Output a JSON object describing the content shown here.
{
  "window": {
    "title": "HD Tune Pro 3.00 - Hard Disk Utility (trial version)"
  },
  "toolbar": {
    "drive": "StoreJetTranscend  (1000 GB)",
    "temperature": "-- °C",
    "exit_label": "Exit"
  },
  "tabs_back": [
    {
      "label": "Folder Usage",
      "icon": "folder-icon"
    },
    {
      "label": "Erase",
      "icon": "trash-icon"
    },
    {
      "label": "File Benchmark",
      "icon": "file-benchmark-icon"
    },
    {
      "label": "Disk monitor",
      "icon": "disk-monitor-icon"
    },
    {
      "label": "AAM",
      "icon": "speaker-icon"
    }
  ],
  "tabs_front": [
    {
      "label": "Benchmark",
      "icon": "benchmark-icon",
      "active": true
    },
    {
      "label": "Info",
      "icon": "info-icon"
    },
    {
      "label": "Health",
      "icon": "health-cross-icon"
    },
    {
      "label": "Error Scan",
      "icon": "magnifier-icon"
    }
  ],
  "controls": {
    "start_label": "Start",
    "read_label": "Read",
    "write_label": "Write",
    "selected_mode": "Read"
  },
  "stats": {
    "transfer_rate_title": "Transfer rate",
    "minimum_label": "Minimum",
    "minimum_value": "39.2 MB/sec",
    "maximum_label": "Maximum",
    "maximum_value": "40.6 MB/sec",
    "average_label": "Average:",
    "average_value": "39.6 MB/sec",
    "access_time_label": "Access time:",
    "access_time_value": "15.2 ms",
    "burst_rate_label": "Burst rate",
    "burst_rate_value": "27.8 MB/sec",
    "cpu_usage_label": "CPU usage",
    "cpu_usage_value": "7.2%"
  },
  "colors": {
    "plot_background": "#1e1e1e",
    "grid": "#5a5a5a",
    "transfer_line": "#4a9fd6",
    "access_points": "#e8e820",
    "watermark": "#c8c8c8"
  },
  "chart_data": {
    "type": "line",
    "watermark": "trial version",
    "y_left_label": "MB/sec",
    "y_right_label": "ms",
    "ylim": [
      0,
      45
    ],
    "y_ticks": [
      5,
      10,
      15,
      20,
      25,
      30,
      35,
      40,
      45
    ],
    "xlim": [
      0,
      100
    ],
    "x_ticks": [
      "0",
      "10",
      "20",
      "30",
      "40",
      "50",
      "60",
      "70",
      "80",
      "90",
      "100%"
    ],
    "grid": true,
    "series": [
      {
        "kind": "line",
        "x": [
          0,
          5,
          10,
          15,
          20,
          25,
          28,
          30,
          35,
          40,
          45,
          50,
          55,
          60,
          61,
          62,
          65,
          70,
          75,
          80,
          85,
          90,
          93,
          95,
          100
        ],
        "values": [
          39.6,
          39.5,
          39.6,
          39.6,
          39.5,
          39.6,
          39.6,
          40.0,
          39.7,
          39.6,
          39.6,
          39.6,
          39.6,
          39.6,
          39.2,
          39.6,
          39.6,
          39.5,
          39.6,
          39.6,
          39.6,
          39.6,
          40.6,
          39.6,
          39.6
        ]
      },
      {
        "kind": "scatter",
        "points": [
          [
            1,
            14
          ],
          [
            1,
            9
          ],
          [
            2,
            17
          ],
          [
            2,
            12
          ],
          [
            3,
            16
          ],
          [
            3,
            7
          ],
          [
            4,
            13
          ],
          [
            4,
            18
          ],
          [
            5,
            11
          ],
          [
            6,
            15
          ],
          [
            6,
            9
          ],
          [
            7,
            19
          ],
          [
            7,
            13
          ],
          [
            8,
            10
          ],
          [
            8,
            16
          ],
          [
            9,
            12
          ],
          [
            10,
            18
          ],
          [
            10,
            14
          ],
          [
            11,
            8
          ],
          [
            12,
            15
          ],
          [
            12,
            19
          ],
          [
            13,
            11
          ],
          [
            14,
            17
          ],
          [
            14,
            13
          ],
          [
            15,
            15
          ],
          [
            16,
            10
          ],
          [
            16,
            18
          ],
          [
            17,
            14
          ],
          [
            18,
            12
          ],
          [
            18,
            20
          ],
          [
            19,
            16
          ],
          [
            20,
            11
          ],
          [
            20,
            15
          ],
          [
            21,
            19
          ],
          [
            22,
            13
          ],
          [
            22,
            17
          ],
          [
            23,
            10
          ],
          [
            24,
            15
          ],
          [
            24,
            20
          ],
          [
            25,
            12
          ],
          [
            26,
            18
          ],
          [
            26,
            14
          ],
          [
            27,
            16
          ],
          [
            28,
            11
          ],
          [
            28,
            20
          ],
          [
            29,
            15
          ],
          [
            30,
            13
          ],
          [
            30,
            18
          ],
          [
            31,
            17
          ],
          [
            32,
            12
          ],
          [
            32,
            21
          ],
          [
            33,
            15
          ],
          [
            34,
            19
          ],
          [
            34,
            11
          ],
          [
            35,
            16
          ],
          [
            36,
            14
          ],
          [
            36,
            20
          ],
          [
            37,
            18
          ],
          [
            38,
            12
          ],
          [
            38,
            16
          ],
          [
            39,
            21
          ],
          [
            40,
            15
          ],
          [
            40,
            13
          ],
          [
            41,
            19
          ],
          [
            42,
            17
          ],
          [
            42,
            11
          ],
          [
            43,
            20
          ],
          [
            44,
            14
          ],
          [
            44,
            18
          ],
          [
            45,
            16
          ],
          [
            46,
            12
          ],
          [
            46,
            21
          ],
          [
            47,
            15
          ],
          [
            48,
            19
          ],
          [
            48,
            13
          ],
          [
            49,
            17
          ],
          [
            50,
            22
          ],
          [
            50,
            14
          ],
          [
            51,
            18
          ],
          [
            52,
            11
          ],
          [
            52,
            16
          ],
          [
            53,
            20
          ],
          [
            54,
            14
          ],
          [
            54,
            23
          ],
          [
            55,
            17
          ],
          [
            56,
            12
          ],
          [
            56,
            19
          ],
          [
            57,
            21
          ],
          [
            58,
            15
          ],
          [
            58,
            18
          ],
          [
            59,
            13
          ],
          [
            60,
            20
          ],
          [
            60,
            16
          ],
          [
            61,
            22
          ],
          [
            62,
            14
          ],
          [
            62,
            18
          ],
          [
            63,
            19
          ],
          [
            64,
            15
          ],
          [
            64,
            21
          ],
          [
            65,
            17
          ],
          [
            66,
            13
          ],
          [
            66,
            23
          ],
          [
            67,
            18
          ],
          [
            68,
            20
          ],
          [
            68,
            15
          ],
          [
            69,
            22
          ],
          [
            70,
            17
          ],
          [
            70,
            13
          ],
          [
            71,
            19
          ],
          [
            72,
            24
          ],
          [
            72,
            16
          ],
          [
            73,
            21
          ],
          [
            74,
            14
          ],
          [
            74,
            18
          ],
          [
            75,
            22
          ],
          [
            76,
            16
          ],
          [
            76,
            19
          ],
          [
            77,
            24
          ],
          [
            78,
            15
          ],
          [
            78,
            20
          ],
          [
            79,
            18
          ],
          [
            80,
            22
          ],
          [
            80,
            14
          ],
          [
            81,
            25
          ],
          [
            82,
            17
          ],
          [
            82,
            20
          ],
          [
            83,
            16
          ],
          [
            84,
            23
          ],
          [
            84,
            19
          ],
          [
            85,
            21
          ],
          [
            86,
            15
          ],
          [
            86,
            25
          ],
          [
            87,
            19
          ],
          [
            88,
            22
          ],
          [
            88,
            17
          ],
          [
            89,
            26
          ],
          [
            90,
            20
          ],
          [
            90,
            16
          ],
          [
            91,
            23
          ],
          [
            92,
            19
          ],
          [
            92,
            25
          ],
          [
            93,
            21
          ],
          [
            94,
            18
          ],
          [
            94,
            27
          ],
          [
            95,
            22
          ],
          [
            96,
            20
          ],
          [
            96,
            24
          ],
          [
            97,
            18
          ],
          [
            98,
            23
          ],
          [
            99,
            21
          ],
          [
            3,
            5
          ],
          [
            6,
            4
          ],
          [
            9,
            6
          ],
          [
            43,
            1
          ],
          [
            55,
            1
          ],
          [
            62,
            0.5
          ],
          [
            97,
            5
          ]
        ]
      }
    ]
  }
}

• • • •

* Required task:
Going through the records above, state how many lines carry "watermark", with no other text.

* Result of this exercise:
2